Material to process:
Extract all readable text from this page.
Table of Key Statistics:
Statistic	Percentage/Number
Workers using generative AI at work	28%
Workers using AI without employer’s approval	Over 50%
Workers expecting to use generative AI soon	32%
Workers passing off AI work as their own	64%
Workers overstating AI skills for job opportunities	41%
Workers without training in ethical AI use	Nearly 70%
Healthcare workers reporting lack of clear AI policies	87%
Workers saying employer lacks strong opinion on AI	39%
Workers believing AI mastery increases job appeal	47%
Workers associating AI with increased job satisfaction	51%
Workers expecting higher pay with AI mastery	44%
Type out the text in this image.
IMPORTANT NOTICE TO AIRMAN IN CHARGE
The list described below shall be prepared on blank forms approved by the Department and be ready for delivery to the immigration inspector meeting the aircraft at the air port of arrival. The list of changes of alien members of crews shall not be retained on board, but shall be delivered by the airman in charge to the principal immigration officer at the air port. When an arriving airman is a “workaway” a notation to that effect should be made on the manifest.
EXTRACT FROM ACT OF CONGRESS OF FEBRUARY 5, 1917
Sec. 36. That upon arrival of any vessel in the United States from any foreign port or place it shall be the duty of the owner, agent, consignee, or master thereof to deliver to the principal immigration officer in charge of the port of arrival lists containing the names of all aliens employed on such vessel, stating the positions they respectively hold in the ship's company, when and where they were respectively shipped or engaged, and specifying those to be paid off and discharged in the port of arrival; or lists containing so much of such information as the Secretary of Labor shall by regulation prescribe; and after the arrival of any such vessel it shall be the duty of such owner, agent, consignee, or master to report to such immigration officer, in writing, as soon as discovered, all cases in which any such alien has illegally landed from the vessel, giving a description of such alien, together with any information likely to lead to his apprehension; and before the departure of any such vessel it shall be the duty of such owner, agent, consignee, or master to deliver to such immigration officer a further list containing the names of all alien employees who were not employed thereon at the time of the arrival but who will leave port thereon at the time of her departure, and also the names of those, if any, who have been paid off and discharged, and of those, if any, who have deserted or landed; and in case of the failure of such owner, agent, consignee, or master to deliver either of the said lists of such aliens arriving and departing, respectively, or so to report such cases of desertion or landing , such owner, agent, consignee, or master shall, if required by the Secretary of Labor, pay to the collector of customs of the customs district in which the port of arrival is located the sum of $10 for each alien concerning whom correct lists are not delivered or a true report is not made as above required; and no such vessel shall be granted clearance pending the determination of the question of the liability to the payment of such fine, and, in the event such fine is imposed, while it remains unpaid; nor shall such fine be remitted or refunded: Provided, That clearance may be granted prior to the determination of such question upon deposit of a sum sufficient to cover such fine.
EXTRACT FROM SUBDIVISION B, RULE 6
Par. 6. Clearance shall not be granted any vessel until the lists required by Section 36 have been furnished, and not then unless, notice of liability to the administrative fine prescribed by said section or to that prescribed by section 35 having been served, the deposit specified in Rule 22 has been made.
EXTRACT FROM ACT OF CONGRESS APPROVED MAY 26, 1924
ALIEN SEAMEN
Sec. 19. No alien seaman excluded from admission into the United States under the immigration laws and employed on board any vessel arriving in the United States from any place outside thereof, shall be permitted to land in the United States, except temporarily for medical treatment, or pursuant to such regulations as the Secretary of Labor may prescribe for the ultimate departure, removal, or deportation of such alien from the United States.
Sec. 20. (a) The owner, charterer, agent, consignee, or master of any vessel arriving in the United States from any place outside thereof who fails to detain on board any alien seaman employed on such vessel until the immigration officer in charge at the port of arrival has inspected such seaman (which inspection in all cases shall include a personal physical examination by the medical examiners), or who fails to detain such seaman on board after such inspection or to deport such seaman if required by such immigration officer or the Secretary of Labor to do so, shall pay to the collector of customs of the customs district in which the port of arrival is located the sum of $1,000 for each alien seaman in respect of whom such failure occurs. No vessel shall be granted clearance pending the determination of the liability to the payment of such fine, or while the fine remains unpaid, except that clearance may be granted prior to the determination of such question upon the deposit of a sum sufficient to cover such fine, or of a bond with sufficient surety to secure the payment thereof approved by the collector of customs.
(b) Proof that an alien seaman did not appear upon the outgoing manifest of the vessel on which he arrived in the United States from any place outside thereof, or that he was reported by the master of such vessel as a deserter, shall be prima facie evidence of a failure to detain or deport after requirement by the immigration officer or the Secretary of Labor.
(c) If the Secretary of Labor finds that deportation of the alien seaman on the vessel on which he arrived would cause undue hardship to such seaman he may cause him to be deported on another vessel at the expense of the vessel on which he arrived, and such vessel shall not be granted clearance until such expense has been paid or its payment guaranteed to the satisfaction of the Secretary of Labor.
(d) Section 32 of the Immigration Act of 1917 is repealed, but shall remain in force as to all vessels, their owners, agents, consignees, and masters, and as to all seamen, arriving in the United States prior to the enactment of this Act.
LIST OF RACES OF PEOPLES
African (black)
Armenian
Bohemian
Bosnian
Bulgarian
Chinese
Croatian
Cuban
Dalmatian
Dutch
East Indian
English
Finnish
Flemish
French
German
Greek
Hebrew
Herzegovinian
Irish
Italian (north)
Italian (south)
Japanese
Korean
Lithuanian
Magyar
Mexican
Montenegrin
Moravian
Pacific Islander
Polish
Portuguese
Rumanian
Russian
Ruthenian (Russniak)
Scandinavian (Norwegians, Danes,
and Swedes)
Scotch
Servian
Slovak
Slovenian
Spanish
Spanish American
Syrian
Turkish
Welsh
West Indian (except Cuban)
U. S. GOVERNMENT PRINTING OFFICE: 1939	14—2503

The problem:
Write out all records exactly, keeping every detail.

Solution for this task:
Extract all readable text from this page.
Table of Key Statistics:
Statistic	Percentage/Number
Workers using generative AI at work	28%
Workers using AI without employer’s approval	Over 50%
Workers expecting to use generative AI soon	32%
Workers passing off AI work as their own	64%
Workers overstating AI skills for job opportunities	41%
Workers without training in ethical AI use	Nearly 70%
Healthcare workers reporting lack of clear AI policies	87%
Workers saying employer lacks strong opinion on AI	39%
Workers believing AI mastery increases job appeal	47%
Workers associating AI with increased job satisfaction	51%
Workers expecting higher pay with AI mastery	44%
Type out the text in this image.
IMPORTANT NOTICE TO AIRMAN IN CHARGE
The list described below shall be prepared on blank forms approved by the Department and be ready for delivery to the immigration inspector meeting the aircraft at the air port of arrival. The list of changes of alien members of crews shall not be retained on board, but shall be delivered by the airman in charge to the principal immigration officer at the air port. When an arriving airman is a “workaway” a notation to that effect should be made on the manifest.
EXTRACT FROM ACT OF CONGRESS OF FEBRUARY 5, 1917
Sec. 36. That upon arrival of any vessel in the United States from any foreign port or place it shall be the duty of the owner, agent, consignee, or master thereof to deliver to the principal immigration officer in charge of the port of arrival lists containing the names of all aliens employed on such vessel, stating the positions they respectively hold in the ship's company, when and where they were respectively shipped or engaged, and specifying those to be paid off and discharged in the port of arrival; or lists containing so much of such information as the Secretary of Labor shall by regulation prescribe; and after the arrival of any such vessel it shall be the duty of such owner, agent, consignee, or master to report to such immigration officer, in writing, as soon as discovered, all cases in which any such alien has illegally landed from the vessel, giving a description of such alien, together with any information likely to lead to his apprehension; and before the departure of any such vessel it shall be the duty of such owner, agent, consignee, or master to deliver to such immigration officer a further list containing the names of all alien employees who were not employed thereon at the time of the arrival but who will leave port thereon at the time of her departure, and also the names of those, if any, who have been paid off and discharged, and of those, if any, who have deserted or landed; and in case of the failure of such owner, agent, consignee, or master to deliver either of the said lists of such aliens arriving and departing, respectively, or so to report such cases of desertion or landing , such owner, agent, consignee, or master shall, if required by the Secretary of Labor, pay to the collector of customs of the customs district in which the port of arrival is located the sum of $10 for each alien concerning whom correct lists are not delivered or a true report is not made as above required; and no such vessel shall be granted clearance pending the determination of the question of the liability to the payment of such fine, and, in the event such fine is imposed, while it remains unpaid; nor shall such fine be remitted or refunded: Provided, That clearance may be granted prior to the determination of such question upon deposit of a sum sufficient to cover such fine.
EXTRACT FROM SUBDIVISION B, RULE 6
Par. 6. Clearance shall not be granted any vessel until the lists required by Section 36 have been furnished, and not then unless, notice of liability to the administrative fine prescribed by said section or to that prescribed by section 35 having been served, the deposit specified in Rule 22 has been made.
EXTRACT FROM ACT OF CONGRESS APPROVED MAY 26, 1924
ALIEN SEAMEN
Sec. 19. No alien seaman excluded from admission into the United States under the immigration laws and employed on board any vessel arriving in the United States from any place outside thereof, shall be permitted to land in the United States, except temporarily for medical treatment, or pursuant to such regulations as the Secretary of Labor may prescribe for the ultimate departure, removal, or deportation of such alien from the United States.
Sec. 20. (a) The owner, charterer, agent, consignee, or master of any vessel arriving in the United States from any place outside thereof who fails to detain on board any alien seaman employed on such vessel until the immigration officer in charge at the port of arrival has inspected such seaman (which inspection in all cases shall include a personal physical examination by the medical examiners), or who fails to detain such seaman on board after such inspection or to deport such seaman if required by such immigration officer or the Secretary of Labor to do so, shall pay to the collector of customs of the customs district in which the port of arrival is located the sum of $1,000 for each alien seaman in respect of whom such failure occurs. No vessel shall be granted clearance pending the determination of the liability to the payment of such fine, or while the fine remains unpaid, except that clearance may be granted prior to the determination of such question upon the deposit of a sum sufficient to cover such fine, or of a bond with sufficient surety to secure the payment thereof approved by the collector of customs.
(b) Proof that an alien seaman did not appear upon the outgoing manifest of the vessel on which he arrived in the United States from any place outside thereof, or that he was reported by the master of such vessel as a deserter, shall be prima facie evidence of a failure to detain or deport after requirement by the immigration officer or the Secretary of Labor.
(c) If the Secretary of Labor finds that deportation of the alien seaman on the vessel on which he arrived would cause undue hardship to such seaman he may cause him to be deported on another vessel at the expense of the vessel on which he arrived, and such vessel shall not be granted clearance until such expense has been paid or its payment guaranteed to the satisfaction of the Secretary of Labor.
(d) Section 32 of the Immigration Act of 1917 is repealed, but shall remain in force as to all vessels, their owners, agents, consignees, and masters, and as to all seamen, arriving in the United States prior to the enactment of this Act.
LIST OF RACES OF PEOPLES
African (black)
Armenian
Bohemian
Bosnian
Bulgarian
Chinese
Croatian
Cuban
Dalmatian
Dutch
East Indian
English
Finnish
Flemish
French
German
Greek
Hebrew
Herzegovinian
Irish
Italian (north)
Italian (south)
Japanese
Korean
Lithuanian
Magyar
Mexican
Montenegrin
Moravian
Pacific Islander
Polish
Portuguese
Rumanian
Russian
Ruthenian (Russniak)
Scandinavian (Norwegians, Danes,
and Swedes)
Scotch
Servian
Slovak
Slovenian
Spanish
Spanish American
Syrian
Turkish
Welsh
West Indian (except Cuban)
U. S. GOVERNMENT PRINTING OFFICE: 1939	14—2503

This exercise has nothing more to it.